Provided information:
###
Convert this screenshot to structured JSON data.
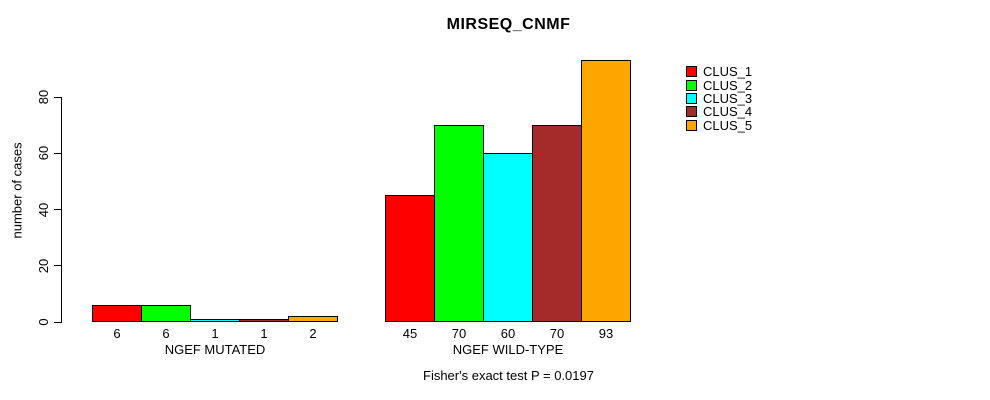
{
  "chart_data": {
    "type": "bar",
    "title": "MIRSEQ_CNMF",
    "ylabel": "number of cases",
    "xlabel": "",
    "caption": "Fisher's exact test P = 0.0197",
    "yticks": [
      0,
      20,
      40,
      60,
      80
    ],
    "ylim": [
      0,
      93
    ],
    "grid": false,
    "legend_position": "top-right",
    "groups": [
      {
        "label": "NGEF MUTATED",
        "values": [
          6,
          6,
          1,
          1,
          2
        ]
      },
      {
        "label": "NGEF WILD-TYPE",
        "values": [
          45,
          70,
          60,
          70,
          93
        ]
      }
    ],
    "series": [
      {
        "name": "CLUS_1",
        "color": "#FF0000",
        "values": [
          6,
          45
        ]
      },
      {
        "name": "CLUS_2",
        "color": "#00FF00",
        "values": [
          6,
          70
        ]
      },
      {
        "name": "CLUS_3",
        "color": "#00FFFF",
        "values": [
          1,
          60
        ]
      },
      {
        "name": "CLUS_4",
        "color": "#A52A2A",
        "values": [
          1,
          70
        ]
      },
      {
        "name": "CLUS_5",
        "color": "#FFA500",
        "values": [
          2,
          93
        ]
      }
    ],
    "bar_border_color": "#000000",
    "text_color": "#000000",
    "background_color": "#FFFFFF"
  }
}
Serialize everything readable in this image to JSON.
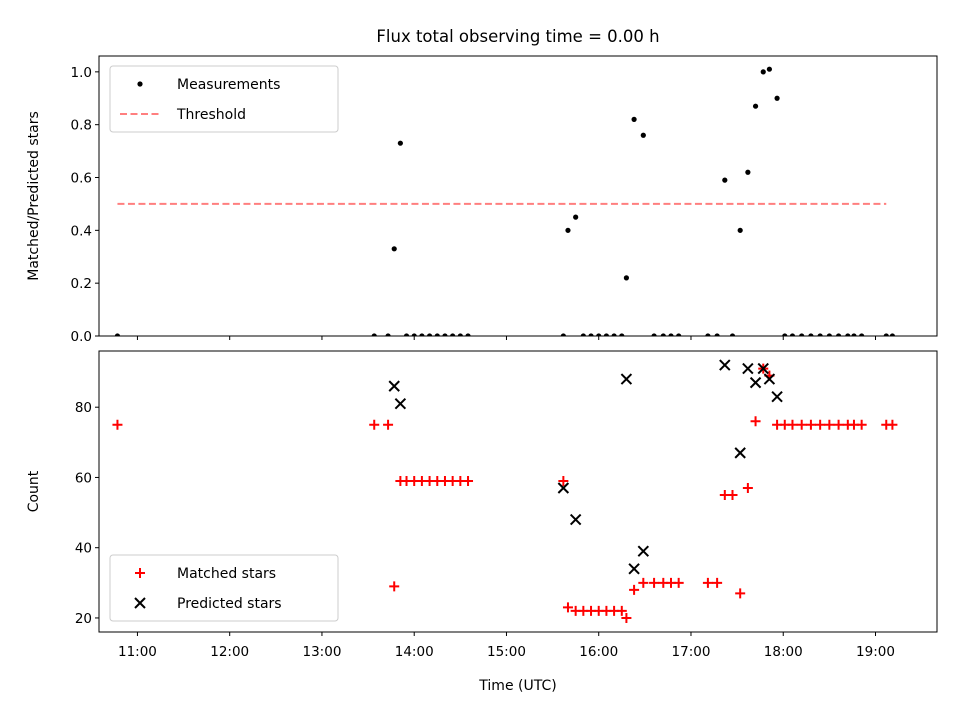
{
  "title": "Flux total observing time = 0.00 h",
  "colors": {
    "threshold": "#ff7f7f",
    "matched": "#ff0000",
    "predicted": "#000000",
    "measurement": "#000000"
  },
  "chart_data": [
    {
      "type": "scatter",
      "ylabel": "Matched/Predicted stars",
      "ylim": [
        0,
        1.06
      ],
      "yticks": [
        "0.0",
        "0.2",
        "0.4",
        "0.6",
        "0.8",
        "1.0"
      ],
      "xlim": [
        "10:35",
        "19:40"
      ],
      "xtick_labels_shown": false,
      "legend_position": "upper-left",
      "series": [
        {
          "name": "Measurements",
          "marker": "dot",
          "x": [
            "10:47",
            "13:34",
            "13:43",
            "13:47",
            "13:51",
            "13:55",
            "14:00",
            "14:05",
            "14:10",
            "14:15",
            "14:20",
            "14:25",
            "14:30",
            "14:35",
            "15:37",
            "15:40",
            "15:45",
            "15:50",
            "15:55",
            "16:00",
            "16:05",
            "16:10",
            "16:15",
            "16:18",
            "16:23",
            "16:29",
            "16:36",
            "16:42",
            "16:47",
            "16:52",
            "17:11",
            "17:17",
            "17:22",
            "17:27",
            "17:32",
            "17:37",
            "17:42",
            "17:47",
            "17:51",
            "17:56",
            "18:01",
            "18:06",
            "18:12",
            "18:18",
            "18:24",
            "18:30",
            "18:36",
            "18:42",
            "18:46",
            "18:51",
            "19:07",
            "19:11"
          ],
          "y": [
            0,
            0,
            0,
            0.33,
            0.73,
            0,
            0,
            0,
            0,
            0,
            0,
            0,
            0,
            0,
            0,
            0.4,
            0.45,
            0,
            0,
            0,
            0,
            0,
            0,
            0.22,
            0.82,
            0.76,
            0,
            0,
            0,
            0,
            0,
            0,
            0.59,
            0,
            0.4,
            0.62,
            0.87,
            1.0,
            1.01,
            0.9,
            0,
            0,
            0,
            0,
            0,
            0,
            0,
            0,
            0,
            0,
            0,
            0
          ]
        },
        {
          "name": "Threshold",
          "style": "dashed",
          "x": [
            "10:47",
            "19:07"
          ],
          "y": [
            0.5,
            0.5
          ]
        }
      ]
    },
    {
      "type": "scatter",
      "ylabel": "Count",
      "xlabel": "Time (UTC)",
      "ylim": [
        16,
        96
      ],
      "yticks": [
        "20",
        "40",
        "60",
        "80"
      ],
      "xlim": [
        "10:35",
        "19:40"
      ],
      "xticks": [
        "11:00",
        "12:00",
        "13:00",
        "14:00",
        "15:00",
        "16:00",
        "17:00",
        "18:00",
        "19:00"
      ],
      "legend_position": "lower-left",
      "series": [
        {
          "name": "Matched stars",
          "marker": "plus",
          "x": [
            "10:47",
            "13:34",
            "13:43",
            "13:47",
            "13:51",
            "13:55",
            "14:00",
            "14:05",
            "14:10",
            "14:15",
            "14:20",
            "14:25",
            "14:30",
            "14:35",
            "15:37",
            "15:40",
            "15:45",
            "15:50",
            "15:55",
            "16:00",
            "16:05",
            "16:10",
            "16:15",
            "16:18",
            "16:23",
            "16:29",
            "16:36",
            "16:42",
            "16:47",
            "16:52",
            "17:11",
            "17:17",
            "17:22",
            "17:27",
            "17:32",
            "17:37",
            "17:42",
            "17:47",
            "17:51",
            "17:56",
            "18:01",
            "18:06",
            "18:12",
            "18:18",
            "18:24",
            "18:30",
            "18:36",
            "18:42",
            "18:46",
            "18:51",
            "19:07",
            "19:11"
          ],
          "y": [
            75,
            75,
            75,
            29,
            59,
            59,
            59,
            59,
            59,
            59,
            59,
            59,
            59,
            59,
            59,
            23,
            22,
            22,
            22,
            22,
            22,
            22,
            22,
            20,
            28,
            30,
            30,
            30,
            30,
            30,
            30,
            30,
            55,
            55,
            27,
            57,
            76,
            91,
            89,
            75,
            75,
            75,
            75,
            75,
            75,
            75,
            75,
            75,
            75,
            75,
            75,
            75
          ]
        },
        {
          "name": "Predicted stars",
          "marker": "x",
          "x": [
            "13:47",
            "13:51",
            "15:37",
            "15:45",
            "16:18",
            "16:23",
            "16:29",
            "17:22",
            "17:32",
            "17:37",
            "17:42",
            "17:47",
            "17:51",
            "17:56"
          ],
          "y": [
            86,
            81,
            57,
            48,
            88,
            34,
            39,
            92,
            67,
            91,
            87,
            91,
            88,
            83
          ]
        }
      ]
    }
  ]
}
###
What you should do:
Every line of the data above should be quoted exactly. Omit the pictures.

Right answer:
Convert this screenshot to structured JSON data.
{
  "chart_data": {
    "type": "bar",
    "title": "MIRSEQ_CNMF",
    "ylabel": "number of cases",
    "xlabel": "",
    "caption": "Fisher's exact test P = 0.0197",
    "yticks": [
      0,
      20,
      40,
      60,
      80
    ],
    "ylim": [
      0,
      93
    ],
    "grid": false,
    "legend_position": "top-right",
    "groups": [
      {
        "label": "NGEF MUTATED",
        "values": [
          6,
          6,
          1,
          1,
          2
        ]
      },
      {
        "label": "NGEF WILD-TYPE",
        "values": [
          45,
          70,
          60,
          70,
          93
        ]
      }
    ],
    "series": [
      {
        "name": "CLUS_1",
        "color": "#FF0000",
        "values": [
          6,
          45
        ]
      },
      {
        "name": "CLUS_2",
        "color": "#00FF00",
        "values": [
          6,
          70
        ]
      },
      {
        "name": "CLUS_3",
        "color": "#00FFFF",
        "values": [
          1,
          60
        ]
      },
      {
        "name": "CLUS_4",
        "color": "#A52A2A",
        "values": [
          1,
          70
        ]
      },
      {
        "name": "CLUS_5",
        "color": "#FFA500",
        "values": [
          2,
          93
        ]
      }
    ],
    "bar_border_color": "#000000",
    "text_color": "#000000",
    "background_color": "#FFFFFF"
  }
}
Serialize everything readable in this image to JSON.
{
  "title": "Flux total observing time = 0.00 h",
  "colors": {
    "threshold": "#ff7f7f",
    "matched": "#ff0000",
    "predicted": "#000000",
    "measurement": "#000000"
  },
  "chart_data": [
    {
      "type": "scatter",
      "ylabel": "Matched/Predicted stars",
      "ylim": [
        0,
        1.06
      ],
      "yticks": [
        "0.0",
        "0.2",
        "0.4",
        "0.6",
        "0.8",
        "1.0"
      ],
      "xlim": [
        "10:35",
        "19:40"
      ],
      "xtick_labels_shown": false,
      "legend_position": "upper-left",
      "series": [
        {
          "name": "Measurements",
          "marker": "dot",
          "x": [
            "10:47",
            "13:34",
            "13:43",
            "13:47",
            "13:51",
            "13:55",
            "14:00",
            "14:05",
            "14:10",
            "14:15",
            "14:20",
            "14:25",
            "14:30",
            "14:35",
            "15:37",
            "15:40",
            "15:45",
            "15:50",
            "15:55",
            "16:00",
            "16:05",
            "16:10",
            "16:15",
            "16:18",
            "16:23",
            "16:29",
            "16:36",
            "16:42",
            "16:47",
            "16:52",
            "17:11",
            "17:17",
            "17:22",
            "17:27",
            "17:32",
            "17:37",
            "17:42",
            "17:47",
            "17:51",
            "17:56",
            "18:01",
            "18:06",
            "18:12",
            "18:18",
            "18:24",
            "18:30",
            "18:36",
            "18:42",
            "18:46",
            "18:51",
            "19:07",
            "19:11"
          ],
          "y": [
            0,
            0,
            0,
            0.33,
            0.73,
            0,
            0,
            0,
            0,
            0,
            0,
            0,
            0,
            0,
            0,
            0.4,
            0.45,
            0,
            0,
            0,
            0,
            0,
            0,
            0.22,
            0.82,
            0.76,
            0,
            0,
            0,
            0,
            0,
            0,
            0.59,
            0,
            0.4,
            0.62,
            0.87,
            1.0,
            1.01,
            0.9,
            0,
            0,
            0,
            0,
            0,
            0,
            0,
            0,
            0,
            0,
            0,
            0
          ]
        },
        {
          "name": "Threshold",
          "style": "dashed",
          "x": [
            "10:47",
            "19:07"
          ],
          "y": [
            0.5,
            0.5
          ]
        }
      ]
    },
    {
      "type": "scatter",
      "ylabel": "Count",
      "xlabel": "Time (UTC)",
      "ylim": [
        16,
        96
      ],
      "yticks": [
        "20",
        "40",
        "60",
        "80"
      ],
      "xlim": [
        "10:35",
        "19:40"
      ],
      "xticks": [
        "11:00",
        "12:00",
        "13:00",
        "14:00",
        "15:00",
        "16:00",
        "17:00",
        "18:00",
        "19:00"
      ],
      "legend_position": "lower-left",
      "series": [
        {
          "name": "Matched stars",
          "marker": "plus",
          "x": [
            "10:47",
            "13:34",
            "13:43",
            "13:47",
            "13:51",
            "13:55",
            "14:00",
            "14:05",
            "14:10",
            "14:15",
            "14:20",
            "14:25",
            "14:30",
            "14:35",
            "15:37",
            "15:40",
            "15:45",
            "15:50",
            "15:55",
            "16:00",
            "16:05",
            "16:10",
            "16:15",
            "16:18",
            "16:23",
            "16:29",
            "16:36",
            "16:42",
            "16:47",
            "16:52",
            "17:11",
            "17:17",
            "17:22",
            "17:27",
            "17:32",
            "17:37",
            "17:42",
            "17:47",
            "17:51",
            "17:56",
            "18:01",
            "18:06",
            "18:12",
            "18:18",
            "18:24",
            "18:30",
            "18:36",
            "18:42",
            "18:46",
            "18:51",
            "19:07",
            "19:11"
          ],
          "y": [
            75,
            75,
            75,
            29,
            59,
            59,
            59,
            59,
            59,
            59,
            59,
            59,
            59,
            59,
            59,
            23,
            22,
            22,
            22,
            22,
            22,
            22,
            22,
            20,
            28,
            30,
            30,
            30,
            30,
            30,
            30,
            30,
            55,
            55,
            27,
            57,
            76,
            91,
            89,
            75,
            75,
            75,
            75,
            75,
            75,
            75,
            75,
            75,
            75,
            75,
            75,
            75
          ]
        },
        {
          "name": "Predicted stars",
          "marker": "x",
          "x": [
            "13:47",
            "13:51",
            "15:37",
            "15:45",
            "16:18",
            "16:23",
            "16:29",
            "17:22",
            "17:32",
            "17:37",
            "17:42",
            "17:47",
            "17:51",
            "17:56"
          ],
          "y": [
            86,
            81,
            57,
            48,
            88,
            34,
            39,
            92,
            67,
            91,
            87,
            91,
            88,
            83
          ]
        }
      ]
    }
  ]
}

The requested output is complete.